**What to do**.
Below is a block of records. Copy every line in it that contains the word "title".

── Input data

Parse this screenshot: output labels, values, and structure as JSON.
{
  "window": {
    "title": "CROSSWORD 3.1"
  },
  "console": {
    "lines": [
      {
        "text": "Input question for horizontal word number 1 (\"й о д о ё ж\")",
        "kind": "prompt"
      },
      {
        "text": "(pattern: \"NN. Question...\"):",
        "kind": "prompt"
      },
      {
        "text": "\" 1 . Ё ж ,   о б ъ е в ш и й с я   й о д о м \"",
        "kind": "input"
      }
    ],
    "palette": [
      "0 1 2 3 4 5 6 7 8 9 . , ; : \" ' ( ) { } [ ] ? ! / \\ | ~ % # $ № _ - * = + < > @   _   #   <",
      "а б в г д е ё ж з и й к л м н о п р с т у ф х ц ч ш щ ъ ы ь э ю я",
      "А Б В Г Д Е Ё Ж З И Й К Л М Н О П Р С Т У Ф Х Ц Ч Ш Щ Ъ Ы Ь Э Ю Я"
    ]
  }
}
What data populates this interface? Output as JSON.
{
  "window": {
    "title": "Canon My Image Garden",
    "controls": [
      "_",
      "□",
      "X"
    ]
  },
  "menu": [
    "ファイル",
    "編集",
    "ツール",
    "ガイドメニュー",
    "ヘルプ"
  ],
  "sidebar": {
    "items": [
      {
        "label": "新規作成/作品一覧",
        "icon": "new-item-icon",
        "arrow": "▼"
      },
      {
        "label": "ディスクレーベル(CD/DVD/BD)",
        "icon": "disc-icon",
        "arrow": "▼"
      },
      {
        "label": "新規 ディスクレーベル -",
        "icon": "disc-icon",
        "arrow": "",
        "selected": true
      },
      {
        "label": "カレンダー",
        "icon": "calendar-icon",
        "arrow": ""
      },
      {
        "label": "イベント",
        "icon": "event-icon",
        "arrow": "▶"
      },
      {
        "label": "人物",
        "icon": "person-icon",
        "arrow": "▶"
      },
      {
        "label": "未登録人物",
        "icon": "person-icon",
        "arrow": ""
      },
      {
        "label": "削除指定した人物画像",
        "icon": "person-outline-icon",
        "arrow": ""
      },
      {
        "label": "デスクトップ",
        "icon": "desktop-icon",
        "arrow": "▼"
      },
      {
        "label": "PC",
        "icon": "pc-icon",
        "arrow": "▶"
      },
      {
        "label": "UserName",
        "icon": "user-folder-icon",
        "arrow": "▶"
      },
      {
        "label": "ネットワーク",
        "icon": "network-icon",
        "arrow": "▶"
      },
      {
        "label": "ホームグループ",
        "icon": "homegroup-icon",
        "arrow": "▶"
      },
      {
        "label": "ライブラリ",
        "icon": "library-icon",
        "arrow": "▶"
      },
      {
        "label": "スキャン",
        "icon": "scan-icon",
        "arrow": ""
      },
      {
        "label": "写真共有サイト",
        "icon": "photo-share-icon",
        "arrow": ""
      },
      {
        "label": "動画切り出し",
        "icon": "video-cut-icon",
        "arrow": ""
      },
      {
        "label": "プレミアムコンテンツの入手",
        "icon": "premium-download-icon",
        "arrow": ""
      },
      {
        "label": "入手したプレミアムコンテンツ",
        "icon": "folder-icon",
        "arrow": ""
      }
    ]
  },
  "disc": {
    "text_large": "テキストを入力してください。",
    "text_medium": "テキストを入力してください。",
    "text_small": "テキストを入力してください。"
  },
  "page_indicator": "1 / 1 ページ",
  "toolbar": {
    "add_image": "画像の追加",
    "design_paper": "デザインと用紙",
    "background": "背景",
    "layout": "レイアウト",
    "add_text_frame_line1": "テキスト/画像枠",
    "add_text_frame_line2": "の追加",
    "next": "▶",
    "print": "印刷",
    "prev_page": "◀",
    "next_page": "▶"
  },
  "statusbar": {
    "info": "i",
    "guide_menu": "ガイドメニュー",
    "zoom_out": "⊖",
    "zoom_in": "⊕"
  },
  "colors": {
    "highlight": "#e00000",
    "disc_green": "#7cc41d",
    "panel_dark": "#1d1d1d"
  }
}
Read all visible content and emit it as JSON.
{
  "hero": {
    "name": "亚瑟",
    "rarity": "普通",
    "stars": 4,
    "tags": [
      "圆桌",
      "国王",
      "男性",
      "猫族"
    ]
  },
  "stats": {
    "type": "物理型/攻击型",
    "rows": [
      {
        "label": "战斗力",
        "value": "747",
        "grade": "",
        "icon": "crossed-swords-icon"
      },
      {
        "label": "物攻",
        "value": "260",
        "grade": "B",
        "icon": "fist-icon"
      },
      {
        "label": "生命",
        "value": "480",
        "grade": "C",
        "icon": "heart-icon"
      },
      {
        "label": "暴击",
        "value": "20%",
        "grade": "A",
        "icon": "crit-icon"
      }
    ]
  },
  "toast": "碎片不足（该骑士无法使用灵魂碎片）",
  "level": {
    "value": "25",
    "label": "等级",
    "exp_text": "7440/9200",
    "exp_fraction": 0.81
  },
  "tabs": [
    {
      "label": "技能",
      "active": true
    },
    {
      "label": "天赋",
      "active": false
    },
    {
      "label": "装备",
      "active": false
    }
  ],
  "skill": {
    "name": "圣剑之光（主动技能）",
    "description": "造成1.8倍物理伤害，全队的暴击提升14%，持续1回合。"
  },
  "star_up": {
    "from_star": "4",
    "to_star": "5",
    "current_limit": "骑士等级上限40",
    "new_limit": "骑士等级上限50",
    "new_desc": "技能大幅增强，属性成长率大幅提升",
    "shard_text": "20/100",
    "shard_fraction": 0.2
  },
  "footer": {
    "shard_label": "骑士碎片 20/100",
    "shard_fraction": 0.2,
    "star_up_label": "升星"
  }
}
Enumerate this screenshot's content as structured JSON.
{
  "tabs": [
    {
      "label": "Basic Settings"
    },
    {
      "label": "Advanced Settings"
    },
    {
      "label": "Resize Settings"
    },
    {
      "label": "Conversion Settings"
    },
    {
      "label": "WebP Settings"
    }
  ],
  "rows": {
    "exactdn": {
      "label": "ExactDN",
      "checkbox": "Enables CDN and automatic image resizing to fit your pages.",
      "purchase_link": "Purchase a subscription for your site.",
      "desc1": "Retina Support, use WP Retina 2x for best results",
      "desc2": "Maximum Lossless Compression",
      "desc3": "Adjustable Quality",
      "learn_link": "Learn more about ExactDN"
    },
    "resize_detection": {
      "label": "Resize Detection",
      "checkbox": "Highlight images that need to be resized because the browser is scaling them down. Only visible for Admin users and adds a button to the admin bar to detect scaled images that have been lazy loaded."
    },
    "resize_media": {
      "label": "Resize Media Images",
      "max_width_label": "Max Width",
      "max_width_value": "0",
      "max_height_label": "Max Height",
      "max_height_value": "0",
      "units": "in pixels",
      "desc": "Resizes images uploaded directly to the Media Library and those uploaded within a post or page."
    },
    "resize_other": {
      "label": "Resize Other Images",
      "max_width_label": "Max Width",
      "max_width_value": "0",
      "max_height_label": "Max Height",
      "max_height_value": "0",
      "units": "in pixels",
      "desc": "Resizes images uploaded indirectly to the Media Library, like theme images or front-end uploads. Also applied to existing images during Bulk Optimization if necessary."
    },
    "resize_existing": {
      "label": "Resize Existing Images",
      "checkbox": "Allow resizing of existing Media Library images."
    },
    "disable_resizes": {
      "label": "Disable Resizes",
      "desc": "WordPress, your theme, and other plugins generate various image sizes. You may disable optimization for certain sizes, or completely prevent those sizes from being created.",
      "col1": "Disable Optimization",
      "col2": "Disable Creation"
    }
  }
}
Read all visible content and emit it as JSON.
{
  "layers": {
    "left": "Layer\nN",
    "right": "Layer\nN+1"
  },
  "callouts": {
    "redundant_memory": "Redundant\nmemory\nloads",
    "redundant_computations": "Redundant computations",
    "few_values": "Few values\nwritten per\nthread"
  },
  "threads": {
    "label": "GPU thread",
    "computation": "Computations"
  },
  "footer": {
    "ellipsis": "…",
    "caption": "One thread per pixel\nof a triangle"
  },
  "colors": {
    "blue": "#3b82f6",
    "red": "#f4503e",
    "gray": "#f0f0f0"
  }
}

────

**Full solution**.
    "title": "CROSSWORD 3.1"
    "title": "Canon My Image Garden",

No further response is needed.